TASK INSTRUCTIONS:
Report how many lines hold the string "negative". Give the number and nothing else.

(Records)
****
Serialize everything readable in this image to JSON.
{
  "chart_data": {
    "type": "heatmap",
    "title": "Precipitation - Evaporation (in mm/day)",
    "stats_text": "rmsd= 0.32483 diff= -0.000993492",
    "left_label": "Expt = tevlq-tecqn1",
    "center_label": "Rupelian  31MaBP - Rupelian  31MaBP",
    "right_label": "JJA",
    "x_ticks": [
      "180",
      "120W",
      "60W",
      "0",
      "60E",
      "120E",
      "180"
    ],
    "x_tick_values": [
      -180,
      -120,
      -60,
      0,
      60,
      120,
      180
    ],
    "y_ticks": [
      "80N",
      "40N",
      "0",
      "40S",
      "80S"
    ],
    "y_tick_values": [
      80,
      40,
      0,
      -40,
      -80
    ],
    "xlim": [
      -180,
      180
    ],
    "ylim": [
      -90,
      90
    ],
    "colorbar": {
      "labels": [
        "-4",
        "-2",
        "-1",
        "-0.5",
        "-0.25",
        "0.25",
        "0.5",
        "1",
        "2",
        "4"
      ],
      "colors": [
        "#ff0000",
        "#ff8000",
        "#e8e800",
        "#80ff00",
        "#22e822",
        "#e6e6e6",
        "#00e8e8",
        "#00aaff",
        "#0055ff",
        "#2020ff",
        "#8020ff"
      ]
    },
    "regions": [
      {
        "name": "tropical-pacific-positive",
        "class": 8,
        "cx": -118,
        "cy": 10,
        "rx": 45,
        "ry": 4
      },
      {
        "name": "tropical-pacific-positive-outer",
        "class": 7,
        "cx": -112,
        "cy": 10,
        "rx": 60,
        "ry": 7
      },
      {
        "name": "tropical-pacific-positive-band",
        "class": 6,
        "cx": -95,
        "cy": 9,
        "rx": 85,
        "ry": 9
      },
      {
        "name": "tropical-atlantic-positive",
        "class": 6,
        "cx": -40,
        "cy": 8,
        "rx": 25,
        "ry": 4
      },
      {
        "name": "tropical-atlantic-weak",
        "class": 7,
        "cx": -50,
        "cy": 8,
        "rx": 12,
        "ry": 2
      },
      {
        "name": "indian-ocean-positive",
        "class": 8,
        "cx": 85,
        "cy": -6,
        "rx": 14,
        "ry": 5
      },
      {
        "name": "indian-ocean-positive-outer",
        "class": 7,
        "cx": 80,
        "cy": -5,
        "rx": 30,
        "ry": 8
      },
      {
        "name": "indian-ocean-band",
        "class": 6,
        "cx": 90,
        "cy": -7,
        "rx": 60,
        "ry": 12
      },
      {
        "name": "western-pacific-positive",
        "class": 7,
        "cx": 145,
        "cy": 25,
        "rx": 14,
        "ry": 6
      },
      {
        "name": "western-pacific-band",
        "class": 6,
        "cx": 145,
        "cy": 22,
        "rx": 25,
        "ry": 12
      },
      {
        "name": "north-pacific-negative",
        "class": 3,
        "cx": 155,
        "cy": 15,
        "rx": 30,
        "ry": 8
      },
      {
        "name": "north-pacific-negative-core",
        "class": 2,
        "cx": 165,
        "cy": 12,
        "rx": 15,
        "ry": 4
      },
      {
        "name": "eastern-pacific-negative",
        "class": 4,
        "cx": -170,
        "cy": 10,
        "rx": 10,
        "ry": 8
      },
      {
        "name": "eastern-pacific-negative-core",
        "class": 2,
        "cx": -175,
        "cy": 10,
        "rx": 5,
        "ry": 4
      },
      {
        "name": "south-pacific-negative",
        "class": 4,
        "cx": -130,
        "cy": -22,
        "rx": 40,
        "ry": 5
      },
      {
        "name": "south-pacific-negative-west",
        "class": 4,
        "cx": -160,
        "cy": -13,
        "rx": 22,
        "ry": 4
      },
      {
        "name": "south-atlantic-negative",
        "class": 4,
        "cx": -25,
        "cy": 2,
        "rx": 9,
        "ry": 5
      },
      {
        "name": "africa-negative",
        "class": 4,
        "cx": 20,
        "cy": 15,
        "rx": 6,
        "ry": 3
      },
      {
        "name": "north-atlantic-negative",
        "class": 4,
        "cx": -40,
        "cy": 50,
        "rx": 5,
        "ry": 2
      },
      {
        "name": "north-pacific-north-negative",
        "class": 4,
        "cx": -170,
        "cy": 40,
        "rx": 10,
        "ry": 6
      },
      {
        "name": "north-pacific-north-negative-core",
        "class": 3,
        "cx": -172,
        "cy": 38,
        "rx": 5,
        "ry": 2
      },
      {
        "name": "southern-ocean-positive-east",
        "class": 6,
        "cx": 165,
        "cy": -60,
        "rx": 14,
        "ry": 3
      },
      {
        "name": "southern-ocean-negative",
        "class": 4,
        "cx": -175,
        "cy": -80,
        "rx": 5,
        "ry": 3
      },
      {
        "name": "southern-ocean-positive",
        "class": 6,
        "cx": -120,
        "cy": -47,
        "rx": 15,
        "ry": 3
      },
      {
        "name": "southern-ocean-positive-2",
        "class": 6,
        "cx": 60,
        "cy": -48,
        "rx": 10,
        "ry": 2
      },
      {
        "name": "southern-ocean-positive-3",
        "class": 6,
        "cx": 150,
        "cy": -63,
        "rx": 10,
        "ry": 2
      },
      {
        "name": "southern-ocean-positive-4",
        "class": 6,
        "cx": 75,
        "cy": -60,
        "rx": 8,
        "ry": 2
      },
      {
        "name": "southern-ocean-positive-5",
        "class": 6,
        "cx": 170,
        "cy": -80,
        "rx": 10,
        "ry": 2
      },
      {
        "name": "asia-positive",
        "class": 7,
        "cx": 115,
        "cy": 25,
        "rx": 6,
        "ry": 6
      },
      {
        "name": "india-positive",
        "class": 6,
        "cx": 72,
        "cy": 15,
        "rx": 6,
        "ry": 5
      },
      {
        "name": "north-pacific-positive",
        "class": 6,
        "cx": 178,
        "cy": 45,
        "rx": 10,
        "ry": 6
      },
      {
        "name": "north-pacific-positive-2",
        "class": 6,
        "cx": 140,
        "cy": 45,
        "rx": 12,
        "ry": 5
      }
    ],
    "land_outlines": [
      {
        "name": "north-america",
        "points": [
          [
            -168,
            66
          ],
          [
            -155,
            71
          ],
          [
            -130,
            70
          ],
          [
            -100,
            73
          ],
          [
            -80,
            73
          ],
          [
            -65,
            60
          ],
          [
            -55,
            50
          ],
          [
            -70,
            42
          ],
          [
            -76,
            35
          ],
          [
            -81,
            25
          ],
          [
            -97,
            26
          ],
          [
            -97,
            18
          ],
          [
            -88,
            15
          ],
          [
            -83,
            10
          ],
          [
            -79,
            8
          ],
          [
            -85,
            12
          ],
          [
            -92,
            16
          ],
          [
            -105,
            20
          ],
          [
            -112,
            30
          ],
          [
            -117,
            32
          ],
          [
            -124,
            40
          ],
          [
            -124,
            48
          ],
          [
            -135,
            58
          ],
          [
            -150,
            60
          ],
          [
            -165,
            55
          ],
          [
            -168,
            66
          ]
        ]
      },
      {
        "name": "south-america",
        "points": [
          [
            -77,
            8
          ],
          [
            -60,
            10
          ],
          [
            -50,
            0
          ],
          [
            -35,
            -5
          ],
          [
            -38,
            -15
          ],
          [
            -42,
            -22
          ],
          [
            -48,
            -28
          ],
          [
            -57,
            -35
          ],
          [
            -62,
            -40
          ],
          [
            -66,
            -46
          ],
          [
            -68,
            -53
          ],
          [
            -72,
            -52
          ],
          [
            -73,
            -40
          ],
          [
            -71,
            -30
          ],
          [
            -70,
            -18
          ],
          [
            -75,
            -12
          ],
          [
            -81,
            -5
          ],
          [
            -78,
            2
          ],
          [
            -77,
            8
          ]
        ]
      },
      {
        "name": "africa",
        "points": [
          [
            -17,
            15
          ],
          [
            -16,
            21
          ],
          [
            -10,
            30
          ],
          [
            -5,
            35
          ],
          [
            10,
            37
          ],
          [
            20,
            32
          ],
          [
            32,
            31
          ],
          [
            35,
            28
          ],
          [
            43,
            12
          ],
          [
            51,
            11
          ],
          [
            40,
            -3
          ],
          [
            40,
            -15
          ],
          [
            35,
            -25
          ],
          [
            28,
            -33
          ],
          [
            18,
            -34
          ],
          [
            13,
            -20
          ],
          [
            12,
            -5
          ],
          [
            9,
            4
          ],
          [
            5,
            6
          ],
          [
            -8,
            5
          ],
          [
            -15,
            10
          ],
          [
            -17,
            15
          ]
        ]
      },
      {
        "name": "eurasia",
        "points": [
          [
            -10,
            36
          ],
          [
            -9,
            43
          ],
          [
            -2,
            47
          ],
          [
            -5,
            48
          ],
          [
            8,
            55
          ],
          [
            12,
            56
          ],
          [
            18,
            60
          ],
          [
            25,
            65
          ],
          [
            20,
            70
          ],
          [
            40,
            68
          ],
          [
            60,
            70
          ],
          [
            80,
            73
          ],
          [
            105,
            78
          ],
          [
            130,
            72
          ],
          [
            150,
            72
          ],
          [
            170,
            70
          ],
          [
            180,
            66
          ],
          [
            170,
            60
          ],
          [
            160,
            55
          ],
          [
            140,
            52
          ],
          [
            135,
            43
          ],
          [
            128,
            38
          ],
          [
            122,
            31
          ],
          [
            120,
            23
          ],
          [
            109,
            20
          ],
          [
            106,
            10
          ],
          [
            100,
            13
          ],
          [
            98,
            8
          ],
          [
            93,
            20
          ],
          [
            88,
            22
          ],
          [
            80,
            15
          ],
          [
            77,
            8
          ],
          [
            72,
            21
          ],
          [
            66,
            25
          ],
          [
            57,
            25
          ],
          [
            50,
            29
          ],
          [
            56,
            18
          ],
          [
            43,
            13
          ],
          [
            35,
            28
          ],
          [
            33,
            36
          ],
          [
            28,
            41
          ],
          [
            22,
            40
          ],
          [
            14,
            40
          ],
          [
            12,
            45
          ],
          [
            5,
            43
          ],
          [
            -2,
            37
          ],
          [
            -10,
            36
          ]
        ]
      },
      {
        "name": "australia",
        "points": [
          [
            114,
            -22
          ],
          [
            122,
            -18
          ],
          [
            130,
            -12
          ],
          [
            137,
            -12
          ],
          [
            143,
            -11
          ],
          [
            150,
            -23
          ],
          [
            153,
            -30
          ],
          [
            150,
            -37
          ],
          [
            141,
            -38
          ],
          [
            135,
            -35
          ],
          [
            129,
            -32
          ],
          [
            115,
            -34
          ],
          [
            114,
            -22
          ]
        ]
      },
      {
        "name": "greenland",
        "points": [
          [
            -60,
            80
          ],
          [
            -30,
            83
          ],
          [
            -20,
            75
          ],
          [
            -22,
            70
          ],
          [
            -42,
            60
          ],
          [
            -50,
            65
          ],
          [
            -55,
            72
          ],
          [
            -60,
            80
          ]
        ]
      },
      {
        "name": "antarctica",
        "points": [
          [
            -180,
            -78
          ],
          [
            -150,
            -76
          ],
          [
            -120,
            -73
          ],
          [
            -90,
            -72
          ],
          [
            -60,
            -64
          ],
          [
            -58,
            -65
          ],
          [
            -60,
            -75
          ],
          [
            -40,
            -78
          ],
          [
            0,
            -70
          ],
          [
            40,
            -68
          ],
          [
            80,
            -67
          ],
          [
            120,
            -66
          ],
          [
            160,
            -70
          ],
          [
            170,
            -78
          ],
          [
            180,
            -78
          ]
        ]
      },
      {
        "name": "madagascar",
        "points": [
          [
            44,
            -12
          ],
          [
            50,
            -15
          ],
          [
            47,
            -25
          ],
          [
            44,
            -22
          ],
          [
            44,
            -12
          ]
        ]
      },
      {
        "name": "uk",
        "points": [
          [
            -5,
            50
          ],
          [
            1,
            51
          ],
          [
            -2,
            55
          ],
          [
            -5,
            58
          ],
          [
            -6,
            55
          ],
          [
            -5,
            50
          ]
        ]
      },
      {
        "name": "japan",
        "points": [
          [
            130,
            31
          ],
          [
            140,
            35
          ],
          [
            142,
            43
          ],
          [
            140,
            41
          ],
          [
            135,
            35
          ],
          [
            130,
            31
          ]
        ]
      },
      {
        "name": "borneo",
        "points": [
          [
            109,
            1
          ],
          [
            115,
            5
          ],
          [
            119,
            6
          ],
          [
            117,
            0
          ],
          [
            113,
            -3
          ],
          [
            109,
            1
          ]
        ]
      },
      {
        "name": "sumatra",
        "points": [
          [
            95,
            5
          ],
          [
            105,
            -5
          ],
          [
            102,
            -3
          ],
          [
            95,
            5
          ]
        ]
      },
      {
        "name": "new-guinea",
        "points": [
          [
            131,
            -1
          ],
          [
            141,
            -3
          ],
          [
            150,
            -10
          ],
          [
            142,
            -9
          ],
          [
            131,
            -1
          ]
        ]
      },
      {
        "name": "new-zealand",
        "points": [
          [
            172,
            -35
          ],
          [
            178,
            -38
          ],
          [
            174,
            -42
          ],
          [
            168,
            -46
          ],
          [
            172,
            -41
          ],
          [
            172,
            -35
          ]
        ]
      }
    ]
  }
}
****
RESULT OF THIS EXERCISE:
12